[Collected data entries]
═══
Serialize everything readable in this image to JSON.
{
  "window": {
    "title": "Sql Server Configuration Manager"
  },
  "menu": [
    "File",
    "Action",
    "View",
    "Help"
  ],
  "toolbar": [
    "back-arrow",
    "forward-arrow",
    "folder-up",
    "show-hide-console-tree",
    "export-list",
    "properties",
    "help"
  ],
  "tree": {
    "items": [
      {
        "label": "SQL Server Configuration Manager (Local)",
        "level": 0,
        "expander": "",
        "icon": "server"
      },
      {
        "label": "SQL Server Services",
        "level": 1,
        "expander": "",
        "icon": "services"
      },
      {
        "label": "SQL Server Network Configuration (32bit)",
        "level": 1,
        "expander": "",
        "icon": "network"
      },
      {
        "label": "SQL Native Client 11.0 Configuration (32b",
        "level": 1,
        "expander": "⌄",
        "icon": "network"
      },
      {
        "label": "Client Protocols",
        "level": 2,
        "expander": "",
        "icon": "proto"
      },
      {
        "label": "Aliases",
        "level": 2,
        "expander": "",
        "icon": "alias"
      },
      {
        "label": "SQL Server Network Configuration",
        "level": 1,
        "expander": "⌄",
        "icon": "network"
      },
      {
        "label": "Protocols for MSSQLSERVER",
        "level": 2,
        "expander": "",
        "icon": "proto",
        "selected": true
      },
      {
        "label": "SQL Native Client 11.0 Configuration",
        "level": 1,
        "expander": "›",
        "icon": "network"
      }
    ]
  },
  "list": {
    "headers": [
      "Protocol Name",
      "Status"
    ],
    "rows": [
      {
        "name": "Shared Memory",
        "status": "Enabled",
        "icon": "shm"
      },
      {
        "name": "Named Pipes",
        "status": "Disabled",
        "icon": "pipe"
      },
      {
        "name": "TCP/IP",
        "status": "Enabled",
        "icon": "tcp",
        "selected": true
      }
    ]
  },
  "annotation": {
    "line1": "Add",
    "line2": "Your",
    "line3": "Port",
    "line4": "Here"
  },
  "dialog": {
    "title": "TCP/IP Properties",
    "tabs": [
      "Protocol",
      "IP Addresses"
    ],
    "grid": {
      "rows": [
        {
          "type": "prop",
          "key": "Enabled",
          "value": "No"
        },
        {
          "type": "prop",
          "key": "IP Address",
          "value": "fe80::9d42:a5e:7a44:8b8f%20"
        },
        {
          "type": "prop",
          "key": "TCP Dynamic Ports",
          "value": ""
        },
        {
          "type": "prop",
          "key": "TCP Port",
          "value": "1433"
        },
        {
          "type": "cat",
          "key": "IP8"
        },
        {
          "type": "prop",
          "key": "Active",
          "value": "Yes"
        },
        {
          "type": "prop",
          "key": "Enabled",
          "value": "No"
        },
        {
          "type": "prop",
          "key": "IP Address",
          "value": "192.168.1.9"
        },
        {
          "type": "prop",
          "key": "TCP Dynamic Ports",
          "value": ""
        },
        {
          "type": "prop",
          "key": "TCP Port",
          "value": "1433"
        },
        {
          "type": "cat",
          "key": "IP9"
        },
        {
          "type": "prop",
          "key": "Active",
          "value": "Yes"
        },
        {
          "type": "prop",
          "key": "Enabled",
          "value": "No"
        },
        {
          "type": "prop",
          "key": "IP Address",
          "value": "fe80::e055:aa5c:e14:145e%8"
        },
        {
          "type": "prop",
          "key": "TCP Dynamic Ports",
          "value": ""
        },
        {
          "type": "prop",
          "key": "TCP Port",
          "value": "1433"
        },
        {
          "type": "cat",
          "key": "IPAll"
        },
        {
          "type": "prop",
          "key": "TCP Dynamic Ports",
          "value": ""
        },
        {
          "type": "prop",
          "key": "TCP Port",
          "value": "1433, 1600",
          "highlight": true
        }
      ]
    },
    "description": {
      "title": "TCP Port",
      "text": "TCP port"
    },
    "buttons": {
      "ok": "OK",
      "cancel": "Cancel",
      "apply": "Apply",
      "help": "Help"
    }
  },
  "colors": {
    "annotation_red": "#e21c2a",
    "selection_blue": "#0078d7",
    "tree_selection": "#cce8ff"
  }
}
═══
Transcribe every entry exactly, omitting nothing.

Serialize everything readable in this image to JSON.
{
  "window": {
    "title": "Sql Server Configuration Manager"
  },
  "menu": [
    "File",
    "Action",
    "View",
    "Help"
  ],
  "toolbar": [
    "back-arrow",
    "forward-arrow",
    "folder-up",
    "show-hide-console-tree",
    "export-list",
    "properties",
    "help"
  ],
  "tree": {
    "items": [
      {
        "label": "SQL Server Configuration Manager (Local)",
        "level": 0,
        "expander": "",
        "icon": "server"
      },
      {
        "label": "SQL Server Services",
        "level": 1,
        "expander": "",
        "icon": "services"
      },
      {
        "label": "SQL Server Network Configuration (32bit)",
        "level": 1,
        "expander": "",
        "icon": "network"
      },
      {
        "label": "SQL Native Client 11.0 Configuration (32b",
        "level": 1,
        "expander": "⌄",
        "icon": "network"
      },
      {
        "label": "Client Protocols",
        "level": 2,
        "expander": "",
        "icon": "proto"
      },
      {
        "label": "Aliases",
        "level": 2,
        "expander": "",
        "icon": "alias"
      },
      {
        "label": "SQL Server Network Configuration",
        "level": 1,
        "expander": "⌄",
        "icon": "network"
      },
      {
        "label": "Protocols for MSSQLSERVER",
        "level": 2,
        "expander": "",
        "icon": "proto",
        "selected": true
      },
      {
        "label": "SQL Native Client 11.0 Configuration",
        "level": 1,
        "expander": "›",
        "icon": "network"
      }
    ]
  },
  "list": {
    "headers": [
      "Protocol Name",
      "Status"
    ],
    "rows": [
      {
        "name": "Shared Memory",
        "status": "Enabled",
        "icon": "shm"
      },
      {
        "name": "Named Pipes",
        "status": "Disabled",
        "icon": "pipe"
      },
      {
        "name": "TCP/IP",
        "status": "Enabled",
        "icon": "tcp",
        "selected": true
      }
    ]
  },
  "annotation": {
    "line1": "Add",
    "line2": "Your",
    "line3": "Port",
    "line4": "Here"
  },
  "dialog": {
    "title": "TCP/IP Properties",
    "tabs": [
      "Protocol",
      "IP Addresses"
    ],
    "grid": {
      "rows": [
        {
          "type": "prop",
          "key": "Enabled",
          "value": "No"
        },
        {
          "type": "prop",
          "key": "IP Address",
          "value": "fe80::9d42:a5e:7a44:8b8f%20"
        },
        {
          "type": "prop",
          "key": "TCP Dynamic Ports",
          "value": ""
        },
        {
          "type": "prop",
          "key": "TCP Port",
          "value": "1433"
        },
        {
          "type": "cat",
          "key": "IP8"
        },
        {
          "type": "prop",
          "key": "Active",
          "value": "Yes"
        },
        {
          "type": "prop",
          "key": "Enabled",
          "value": "No"
        },
        {
          "type": "prop",
          "key": "IP Address",
          "value": "192.168.1.9"
        },
        {
          "type": "prop",
          "key": "TCP Dynamic Ports",
          "value": ""
        },
        {
          "type": "prop",
          "key": "TCP Port",
          "value": "1433"
        },
        {
          "type": "cat",
          "key": "IP9"
        },
        {
          "type": "prop",
          "key": "Active",
          "value": "Yes"
        },
        {
          "type": "prop",
          "key": "Enabled",
          "value": "No"
        },
        {
          "type": "prop",
          "key": "IP Address",
          "value": "fe80::e055:aa5c:e14:145e%8"
        },
        {
          "type": "prop",
          "key": "TCP Dynamic Ports",
          "value": ""
        },
        {
          "type": "prop",
          "key": "TCP Port",
          "value": "1433"
        },
        {
          "type": "cat",
          "key": "IPAll"
        },
        {
          "type": "prop",
          "key": "TCP Dynamic Ports",
          "value": ""
        },
        {
          "type": "prop",
          "key": "TCP Port",
          "value": "1433, 1600",
          "highlight": true
        }
      ]
    },
    "description": {
      "title": "TCP Port",
      "text": "TCP port"
    },
    "buttons": {
      "ok": "OK",
      "cancel": "Cancel",
      "apply": "Apply",
      "help": "Help"
    }
  },
  "colors": {
    "annotation_red": "#e21c2a",
    "selection_blue": "#0078d7",
    "tree_selection": "#cce8ff"
  }
}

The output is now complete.